Select from the records below every line that has the word "photo" in it.

>> Start SOURCE RECORDS

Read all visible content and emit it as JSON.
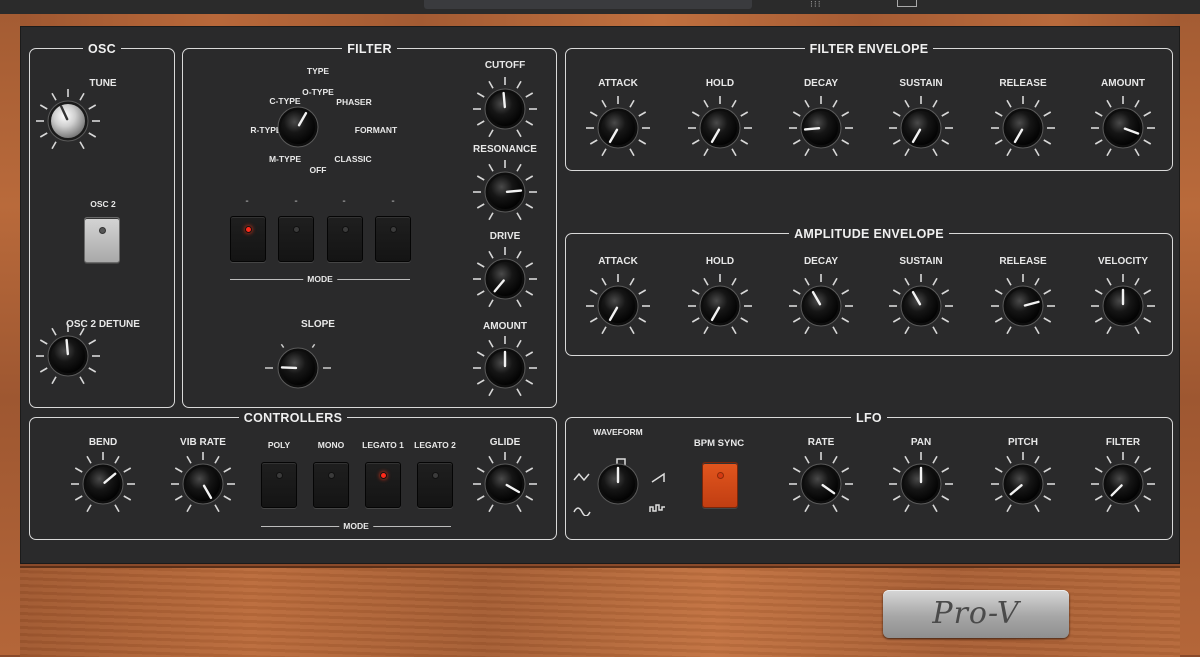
{
  "osc": {
    "title": "OSC",
    "tune_label": "TUNE",
    "osc2_label": "OSC 2",
    "osc2_detune_label": "OSC 2 DETUNE"
  },
  "filter": {
    "title": "FILTER",
    "type_label": "TYPE",
    "types": [
      "C-TYPE",
      "O-TYPE",
      "PHASER",
      "R-TYPE",
      "FORMANT",
      "M-TYPE",
      "OFF",
      "CLASSIC"
    ],
    "cutoff_label": "CUTOFF",
    "resonance_label": "RESONANCE",
    "drive_label": "DRIVE",
    "amount_label": "AMOUNT",
    "slope_label": "SLOPE",
    "mode_label": "MODE",
    "mode_button_labels": [
      "-",
      "-",
      "-",
      "-"
    ]
  },
  "filter_envelope": {
    "title": "FILTER ENVELOPE",
    "labels": [
      "ATTACK",
      "HOLD",
      "DECAY",
      "SUSTAIN",
      "RELEASE",
      "AMOUNT"
    ]
  },
  "amplitude_envelope": {
    "title": "AMPLITUDE ENVELOPE",
    "labels": [
      "ATTACK",
      "HOLD",
      "DECAY",
      "SUSTAIN",
      "RELEASE",
      "VELOCITY"
    ]
  },
  "controllers": {
    "title": "CONTROLLERS",
    "bend_label": "BEND",
    "vib_rate_label": "VIB RATE",
    "mode_buttons": [
      "POLY",
      "MONO",
      "LEGATO 1",
      "LEGATO 2"
    ],
    "mode_label": "MODE",
    "glide_label": "GLIDE"
  },
  "lfo": {
    "title": "LFO",
    "waveform_label": "WAVEFORM",
    "bpm_sync_label": "BPM SYNC",
    "rate_label": "RATE",
    "pan_label": "PAN",
    "pitch_label": "PITCH",
    "filter_label": "FILTER"
  },
  "logo": "Pro-V",
  "colors": {
    "panel": "#2a2a2b",
    "wood": "#b0643a",
    "led_on": "#ff2a1a",
    "bpm_sync_button": "#d24a18",
    "section_border": "#d9d9d9"
  }
}
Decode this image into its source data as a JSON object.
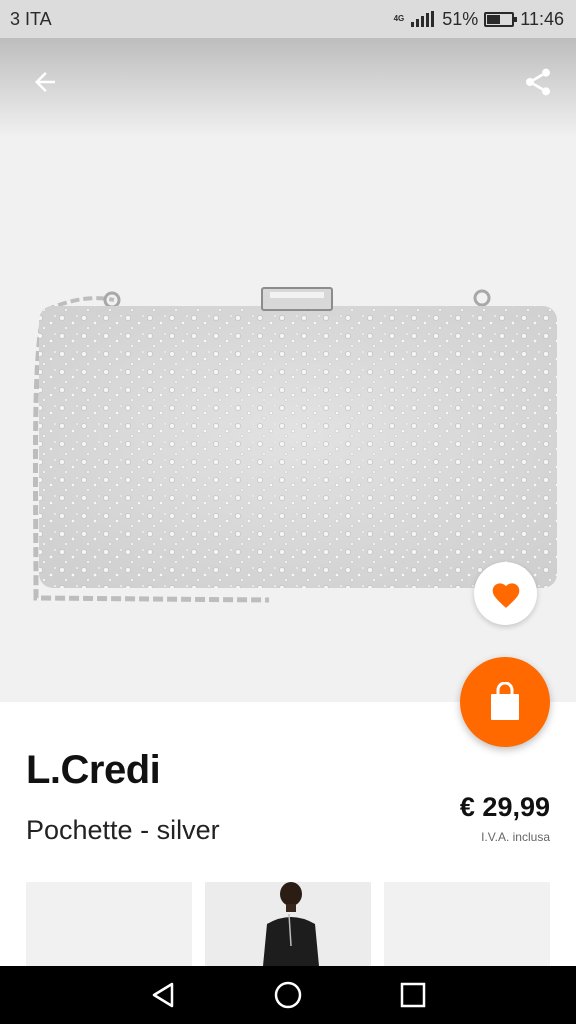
{
  "status_bar": {
    "carrier": "3 ITA",
    "network": "4G",
    "battery_percent": "51%",
    "battery_level": 0.51,
    "time": "11:46"
  },
  "product": {
    "brand": "L.Credi",
    "name": "Pochette - silver",
    "price": "€ 29,99",
    "vat_note": "I.V.A. inclusa"
  },
  "icons": {
    "back": "arrow-left-icon",
    "share": "share-icon",
    "favorite": "heart-icon",
    "cart": "shopping-bag-icon",
    "nav_back": "triangle-back-icon",
    "nav_home": "circle-home-icon",
    "nav_recent": "square-recent-icon"
  },
  "colors": {
    "accent": "#ff6900",
    "status_bar_bg": "#dcdcdc",
    "image_bg": "#f1f1f1"
  }
}
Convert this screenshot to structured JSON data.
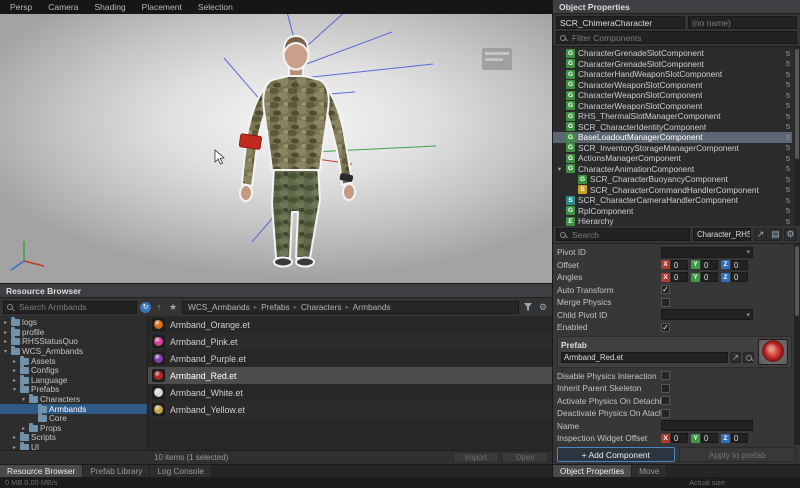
{
  "menubar": {
    "items": [
      "Persp",
      "Camera",
      "Shading",
      "Placement",
      "Selection"
    ]
  },
  "object_properties": {
    "title": "Object Properties",
    "entity_class": "SCR_ChimeraCharacter",
    "entity_name_placeholder": "(no name)",
    "filter_placeholder": "Filter Components",
    "axis_colors": {
      "x": "#b03a2e",
      "y": "#3f9b43",
      "z": "#2f6fbf"
    },
    "components": [
      {
        "label": "CharacterGrenadeSlotComponent",
        "count": "5",
        "icon": "G",
        "icon_color": "#3e9141"
      },
      {
        "label": "CharacterGrenadeSlotComponent",
        "count": "5",
        "icon": "G",
        "icon_color": "#3e9141"
      },
      {
        "label": "CharacterHandWeaponSlotComponent",
        "count": "5",
        "icon": "G",
        "icon_color": "#3e9141"
      },
      {
        "label": "CharacterWeaponSlotComponent",
        "count": "5",
        "icon": "G",
        "icon_color": "#3e9141"
      },
      {
        "label": "CharacterWeaponSlotComponent",
        "count": "5",
        "icon": "G",
        "icon_color": "#3e9141"
      },
      {
        "label": "CharacterWeaponSlotComponent",
        "count": "5",
        "icon": "G",
        "icon_color": "#3e9141"
      },
      {
        "label": "RHS_ThermalSlotManagerComponent",
        "count": "5",
        "icon": "G",
        "icon_color": "#3e9141"
      },
      {
        "label": "SCR_CharacterIdentityComponent",
        "count": "5",
        "icon": "G",
        "icon_color": "#3e9141"
      },
      {
        "label": "BaseLoadoutManagerComponent",
        "count": "5",
        "icon": "G",
        "icon_color": "#3e9141",
        "selected": true
      },
      {
        "label": "SCR_InventoryStorageManagerComponent",
        "count": "5",
        "icon": "G",
        "icon_color": "#3e9141"
      },
      {
        "label": "ActionsManagerComponent",
        "count": "5",
        "icon": "G",
        "icon_color": "#3e9141"
      },
      {
        "label": "CharacterAnimationComponent",
        "count": "5",
        "icon": "G",
        "icon_color": "#3e9141",
        "arrow": "expanded"
      },
      {
        "label": "SCR_CharacterBuoyancyComponent",
        "count": "5",
        "icon": "G",
        "icon_color": "#3e9141",
        "indent": 1
      },
      {
        "label": "SCR_CharacterCommandHandlerComponent",
        "count": "5",
        "icon": "S",
        "icon_color": "#c9a227",
        "indent": 1
      },
      {
        "label": "SCR_CharacterCameraHandlerComponent",
        "count": "5",
        "icon": "S",
        "icon_color": "#2e8b8b"
      },
      {
        "label": "RplComponent",
        "count": "5",
        "icon": "G",
        "icon_color": "#3e9141"
      },
      {
        "label": "Hierarchy",
        "count": "5",
        "icon": "E",
        "icon_color": "#3e9141"
      }
    ],
    "toolbar": {
      "search_placeholder": "Search",
      "context": "Character_RHS_RF_SSO_Base",
      "icons": [
        {
          "name": "export-icon",
          "glyph": "↗"
        },
        {
          "name": "tree-icon",
          "glyph": "▤"
        },
        {
          "name": "gear-icon",
          "glyph": "⚙"
        }
      ]
    },
    "props_top": [
      {
        "label": "Pivot ID",
        "type": "dropdown"
      },
      {
        "label": "Offset",
        "type": "xyz",
        "values": [
          "0",
          "0",
          "0"
        ]
      },
      {
        "label": "Angles",
        "type": "xyz",
        "values": [
          "0",
          "0",
          "0"
        ]
      },
      {
        "label": "Auto Transform",
        "type": "checkbox",
        "checked": true
      },
      {
        "label": "Merge Physics",
        "type": "checkbox",
        "checked": false
      },
      {
        "label": "Child Pivot ID",
        "type": "dropdown"
      },
      {
        "label": "Enabled",
        "type": "checkbox",
        "checked": true
      }
    ],
    "prefab": {
      "label": "Prefab",
      "value": "Armband_Red.et",
      "color": "#b62525"
    },
    "props_bottom": [
      {
        "label": "Disable Physics Interaction",
        "type": "checkbox",
        "checked": false
      },
      {
        "label": "Inherit Parent Skeleton",
        "type": "checkbox",
        "checked": false
      },
      {
        "label": "Activate Physics On Detaching",
        "type": "checkbox",
        "checked": false
      },
      {
        "label": "Deactivate Physics On Ataching",
        "type": "checkbox",
        "checked": false
      },
      {
        "label": "Name",
        "type": "text",
        "value": ""
      },
      {
        "label": "Inspection Widget Offset",
        "type": "xyz",
        "values": [
          "0",
          "0",
          "0"
        ]
      }
    ],
    "add_component_label": "+ Add Component",
    "apply_label": "Apply to prefab",
    "tabs": [
      {
        "label": "Object Properties",
        "active": true
      },
      {
        "label": "Move",
        "active": false
      }
    ]
  },
  "resource_browser": {
    "title": "Resource Browser",
    "search_placeholder": "Search Armbands",
    "toolbar_icons": [
      {
        "name": "sync-icon",
        "glyph": "↻"
      },
      {
        "name": "up-icon",
        "glyph": "↑"
      },
      {
        "name": "favorite-star-icon",
        "glyph": "★"
      }
    ],
    "breadcrumb": [
      "WCS_Armbands",
      "Prefabs",
      "Characters",
      "Armbands"
    ],
    "tree": [
      {
        "label": "logs",
        "indent": 0,
        "arrow": "collapsed"
      },
      {
        "label": "profile",
        "indent": 0,
        "arrow": "collapsed"
      },
      {
        "label": "RHSStatusQuo",
        "indent": 0,
        "arrow": "collapsed"
      },
      {
        "label": "WCS_Armbands",
        "indent": 0,
        "arrow": "expanded"
      },
      {
        "label": "Assets",
        "indent": 1,
        "arrow": "collapsed"
      },
      {
        "label": "Configs",
        "indent": 1,
        "arrow": "collapsed"
      },
      {
        "label": "Language",
        "indent": 1,
        "arrow": "collapsed"
      },
      {
        "label": "Prefabs",
        "indent": 1,
        "arrow": "expanded"
      },
      {
        "label": "Characters",
        "indent": 2,
        "arrow": "expanded"
      },
      {
        "label": "Armbands",
        "indent": 3,
        "arrow": "none",
        "selected": true
      },
      {
        "label": "Core",
        "indent": 3,
        "arrow": "none"
      },
      {
        "label": "Props",
        "indent": 2,
        "arrow": "collapsed"
      },
      {
        "label": "Scripts",
        "indent": 1,
        "arrow": "collapsed"
      },
      {
        "label": "UI",
        "indent": 1,
        "arrow": "collapsed"
      }
    ],
    "files": [
      {
        "name": "Armband_Orange.et",
        "color": "#d4731c"
      },
      {
        "name": "Armband_Pink.et",
        "color": "#d8439a"
      },
      {
        "name": "Armband_Purple.et",
        "color": "#7e3fae"
      },
      {
        "name": "Armband_Red.et",
        "color": "#b62525",
        "selected": true
      },
      {
        "name": "Armband_White.et",
        "color": "#d8d8d8"
      },
      {
        "name": "Armband_Yellow.et",
        "color": "#c2a84e"
      }
    ],
    "status": "10 items (1 selected)",
    "action_buttons": [
      {
        "label": "Import",
        "enabled": false
      },
      {
        "label": "Open",
        "enabled": false
      }
    ],
    "tabs": [
      {
        "label": "Resource Browser",
        "active": true
      },
      {
        "label": "Prefab Library",
        "active": false
      },
      {
        "label": "Log Console",
        "active": false
      }
    ]
  },
  "statusbar": {
    "left": "0 MB   0.00 MB/s",
    "right": "Actual size"
  }
}
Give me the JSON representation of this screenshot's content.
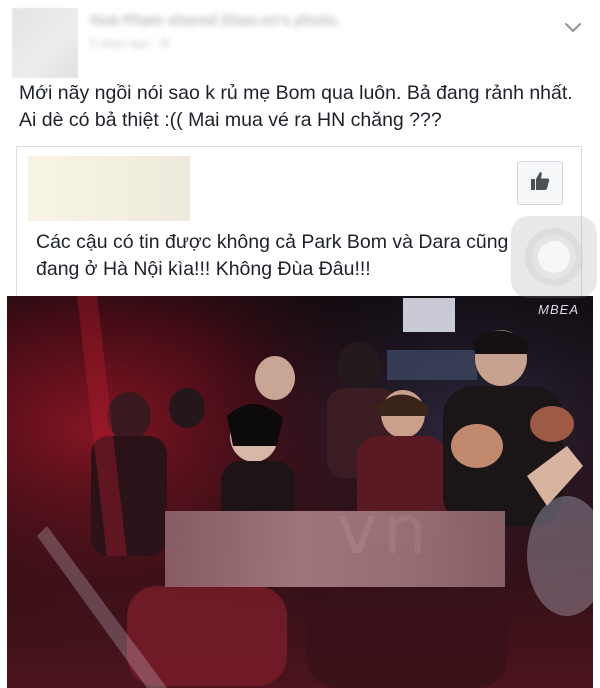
{
  "header": {
    "author_blurred": "Hoà Phạm shared 2Sao.vn's photo.",
    "meta_blurred": "5 days ago · ⚙",
    "menu_icon": "chevron-down-icon"
  },
  "post": {
    "text": "Mới nãy ngồi nói sao k rủ mẹ Bom qua luôn. Bả đang rảnh nhất. Ai dè có bả thiệt :(( Mai mua vé ra HN chăng ???"
  },
  "shared": {
    "text": "Các cậu có tin được không cả Park Bom và Dara cũng đang ở Hà Nội kìa!!! Không Đùa Đâu!!!",
    "like_icon": "thumbs-up-icon"
  },
  "photo": {
    "watermark": "vn",
    "logo": "MBEA"
  },
  "colors": {
    "text": "#1d2129",
    "border": "#dadde1",
    "muted": "#b9b8bb"
  }
}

>> End SOURCE RECORDS

FINISHED EXERCISE:
    "author_blurred": "Hoà Phạm shared 2Sao.vn's photo.",
  "photo": {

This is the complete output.